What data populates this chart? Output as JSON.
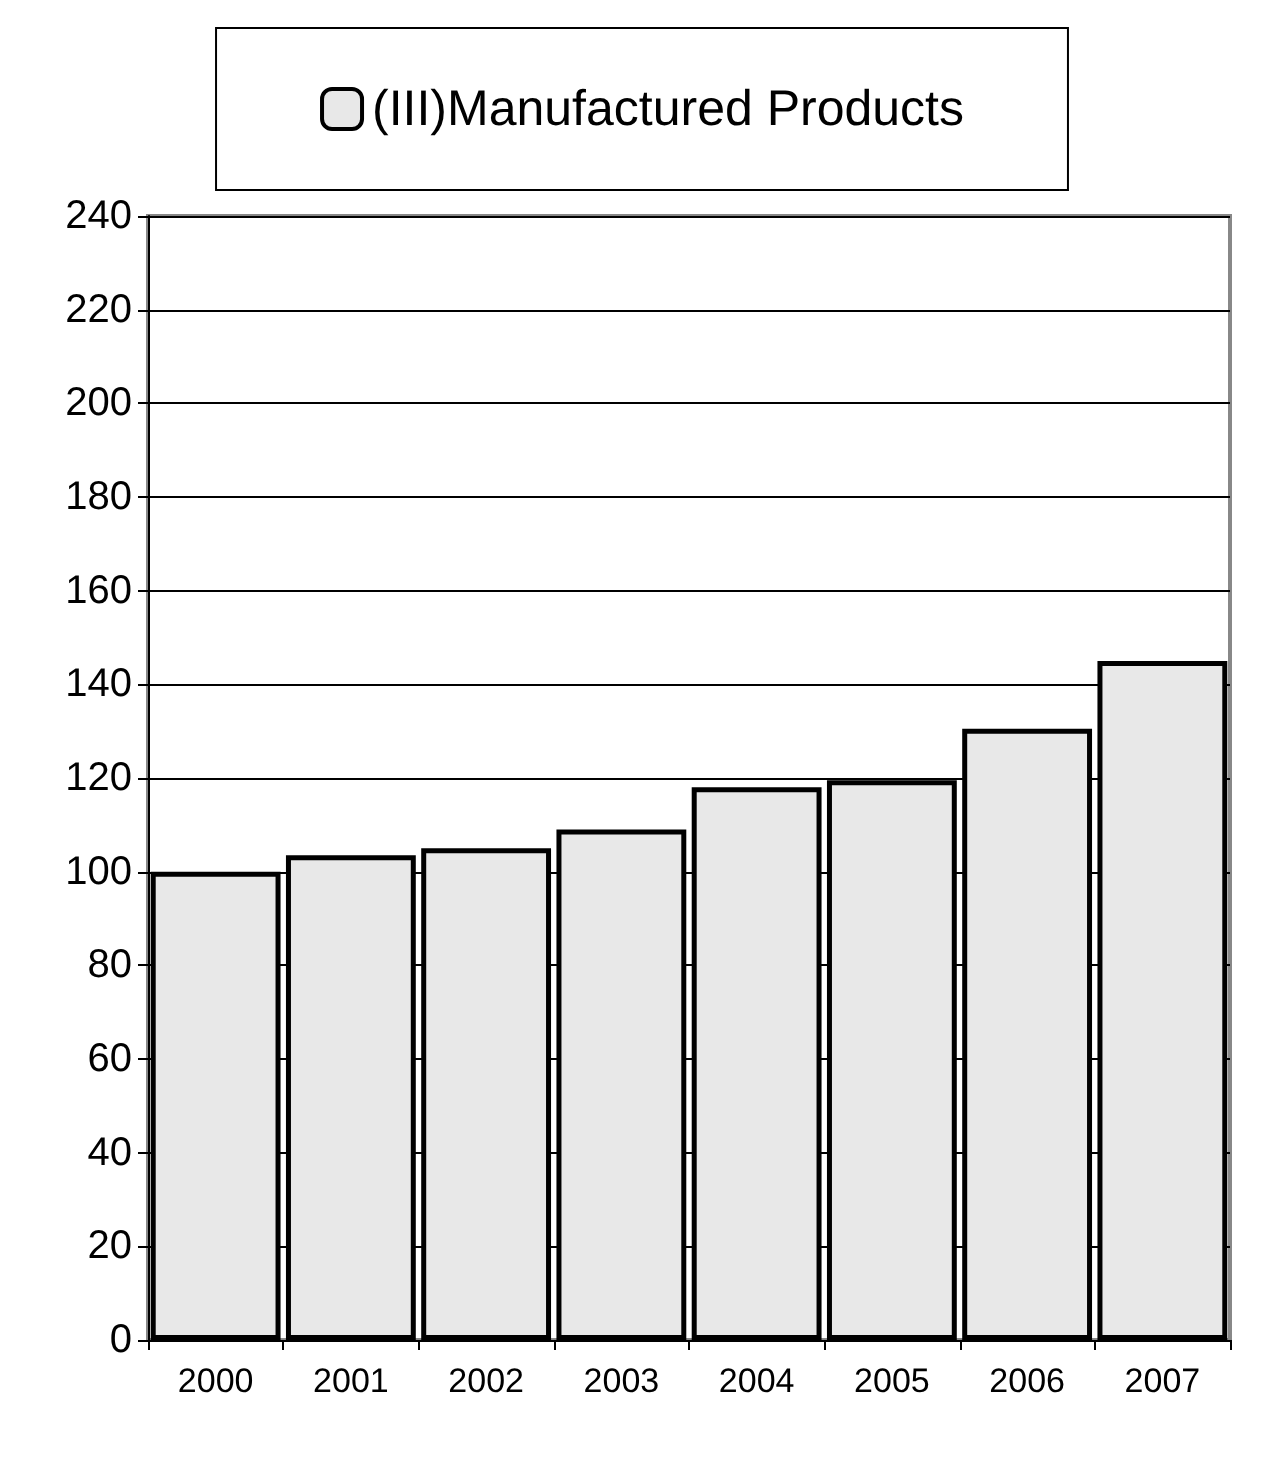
{
  "chart_data": {
    "type": "bar",
    "categories": [
      "2000",
      "2001",
      "2002",
      "2003",
      "2004",
      "2005",
      "2006",
      "2007"
    ],
    "series": [
      {
        "name": "(III)Manufactured Products",
        "color": "#e8e8e8",
        "values": [
          100,
          103.5,
          105,
          109,
          118,
          119.5,
          130.5,
          145
        ]
      }
    ],
    "ylim": [
      0,
      240
    ],
    "yticks": [
      0,
      20,
      40,
      60,
      80,
      100,
      120,
      140,
      160,
      180,
      200,
      220,
      240
    ],
    "grid": "y",
    "legend": "top"
  }
}
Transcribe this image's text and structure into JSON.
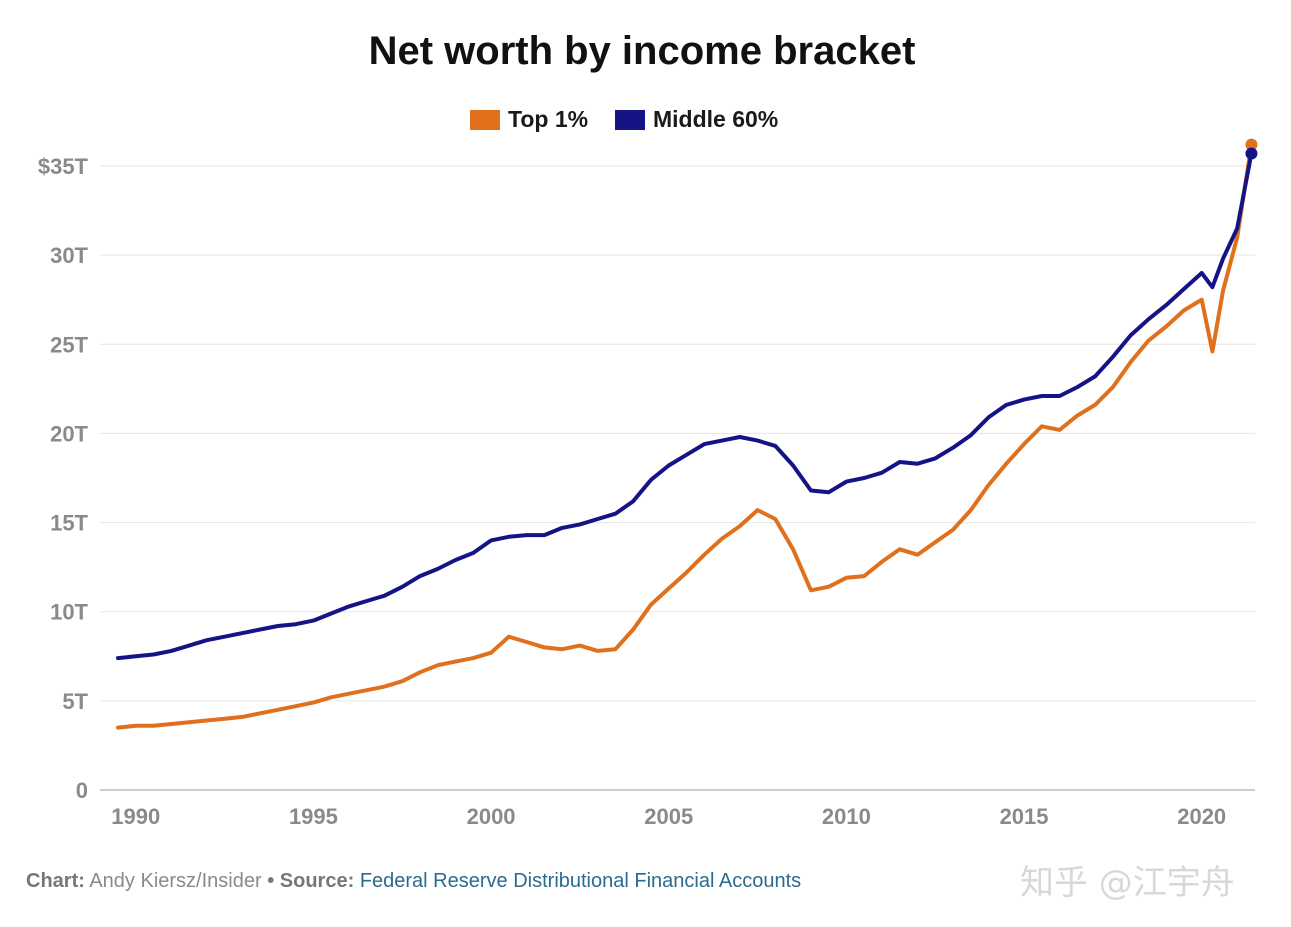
{
  "chart_data": {
    "type": "line",
    "title": "Net worth by income bracket",
    "xlabel": "",
    "ylabel": "",
    "x_ticks": [
      1990,
      1995,
      2000,
      2005,
      2010,
      2015,
      2020
    ],
    "x_tick_labels": [
      "1990",
      "1995",
      "2000",
      "2005",
      "2010",
      "2015",
      "2020"
    ],
    "y_ticks": [
      0,
      5,
      10,
      15,
      20,
      25,
      30,
      35
    ],
    "y_tick_labels": [
      "0",
      "5T",
      "10T",
      "15T",
      "20T",
      "25T",
      "30T",
      "$35T"
    ],
    "xlim": [
      1989.5,
      2021.5
    ],
    "ylim": [
      0,
      35
    ],
    "grid": true,
    "legend_position": "top-center",
    "series": [
      {
        "name": "Top 1%",
        "color": "#e0701c",
        "x": [
          1989.5,
          1990,
          1990.5,
          1991,
          1991.5,
          1992,
          1992.5,
          1993,
          1993.5,
          1994,
          1994.5,
          1995,
          1995.5,
          1996,
          1996.5,
          1997,
          1997.5,
          1998,
          1998.5,
          1999,
          1999.5,
          2000,
          2000.5,
          2001,
          2001.5,
          2002,
          2002.5,
          2003,
          2003.5,
          2004,
          2004.5,
          2005,
          2005.5,
          2006,
          2006.5,
          2007,
          2007.5,
          2008,
          2008.5,
          2009,
          2009.5,
          2010,
          2010.5,
          2011,
          2011.5,
          2012,
          2012.5,
          2013,
          2013.5,
          2014,
          2014.5,
          2015,
          2015.5,
          2016,
          2016.5,
          2017,
          2017.5,
          2018,
          2018.5,
          2019,
          2019.5,
          2020,
          2020.3,
          2020.6,
          2021,
          2021.4
        ],
        "values": [
          3.5,
          3.6,
          3.6,
          3.7,
          3.8,
          3.9,
          4.0,
          4.1,
          4.3,
          4.5,
          4.7,
          4.9,
          5.2,
          5.4,
          5.6,
          5.8,
          6.1,
          6.6,
          7.0,
          7.2,
          7.4,
          7.7,
          8.6,
          8.3,
          8.0,
          7.9,
          8.1,
          7.8,
          7.9,
          9.0,
          10.4,
          11.3,
          12.2,
          13.2,
          14.1,
          14.8,
          15.7,
          15.2,
          13.5,
          11.2,
          11.4,
          11.9,
          12.0,
          12.8,
          13.5,
          13.2,
          13.9,
          14.6,
          15.7,
          17.1,
          18.3,
          19.4,
          20.4,
          20.2,
          21.0,
          21.6,
          22.6,
          24.0,
          25.2,
          26.0,
          26.9,
          27.5,
          24.6,
          28.0,
          31.0,
          36.2
        ]
      },
      {
        "name": "Middle 60%",
        "color": "#141487",
        "x": [
          1989.5,
          1990,
          1990.5,
          1991,
          1991.5,
          1992,
          1992.5,
          1993,
          1993.5,
          1994,
          1994.5,
          1995,
          1995.5,
          1996,
          1996.5,
          1997,
          1997.5,
          1998,
          1998.5,
          1999,
          1999.5,
          2000,
          2000.5,
          2001,
          2001.5,
          2002,
          2002.5,
          2003,
          2003.5,
          2004,
          2004.5,
          2005,
          2005.5,
          2006,
          2006.5,
          2007,
          2007.5,
          2008,
          2008.5,
          2009,
          2009.5,
          2010,
          2010.5,
          2011,
          2011.5,
          2012,
          2012.5,
          2013,
          2013.5,
          2014,
          2014.5,
          2015,
          2015.5,
          2016,
          2016.5,
          2017,
          2017.5,
          2018,
          2018.5,
          2019,
          2019.5,
          2020,
          2020.3,
          2020.6,
          2021,
          2021.4
        ],
        "values": [
          7.4,
          7.5,
          7.6,
          7.8,
          8.1,
          8.4,
          8.6,
          8.8,
          9.0,
          9.2,
          9.3,
          9.5,
          9.9,
          10.3,
          10.6,
          10.9,
          11.4,
          12.0,
          12.4,
          12.9,
          13.3,
          14.0,
          14.2,
          14.3,
          14.3,
          14.7,
          14.9,
          15.2,
          15.5,
          16.2,
          17.4,
          18.2,
          18.8,
          19.4,
          19.6,
          19.8,
          19.6,
          19.3,
          18.2,
          16.8,
          16.7,
          17.3,
          17.5,
          17.8,
          18.4,
          18.3,
          18.6,
          19.2,
          19.9,
          20.9,
          21.6,
          21.9,
          22.1,
          22.1,
          22.6,
          23.2,
          24.3,
          25.5,
          26.4,
          27.2,
          28.1,
          29.0,
          28.2,
          29.8,
          31.5,
          35.7
        ]
      }
    ]
  },
  "footer": {
    "chart_label": "Chart:",
    "chart_credit": "Andy Kiersz/Insider",
    "separator": "•",
    "source_label": "Source:",
    "source_text": "Federal Reserve Distributional Financial Accounts"
  },
  "watermark": {
    "text": "知乎 @江宇舟"
  }
}
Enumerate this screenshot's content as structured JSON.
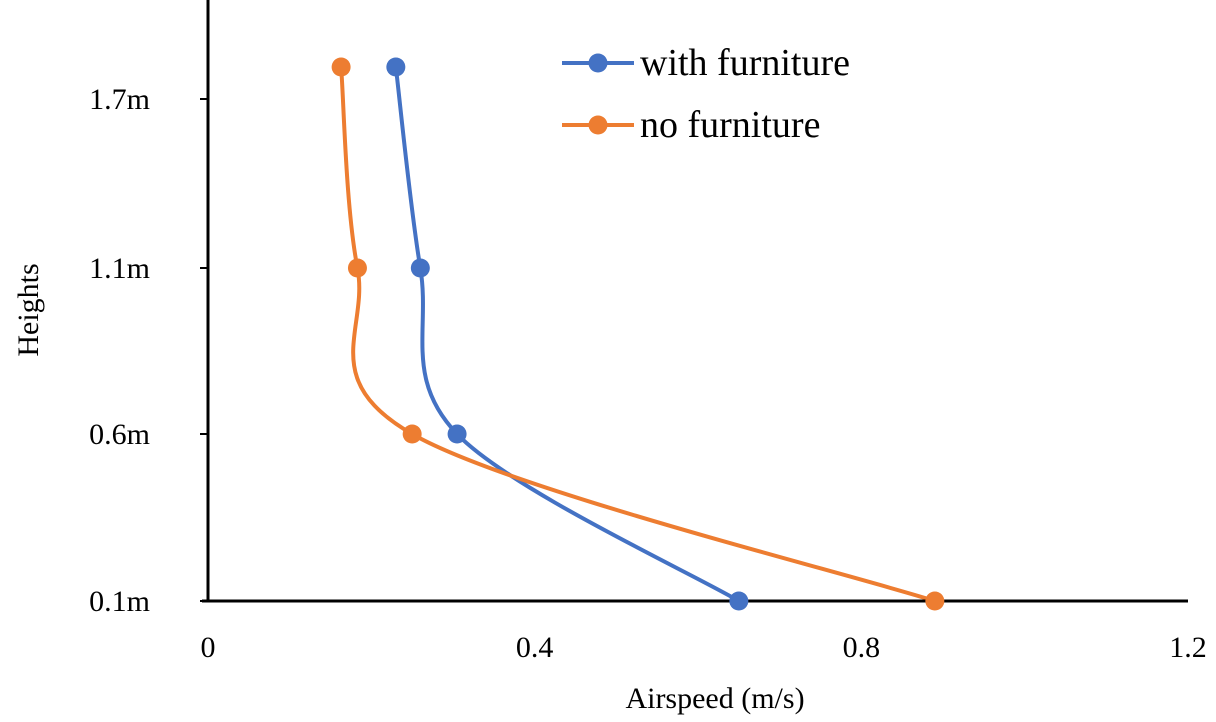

• _Problem description_
Wherever a line in the data above holds "name", copy that line.

• _Answer to this task_
        "name": "(III)Manufactured Products",
        "name": "Top 1%",
        "name": "Middle 60%",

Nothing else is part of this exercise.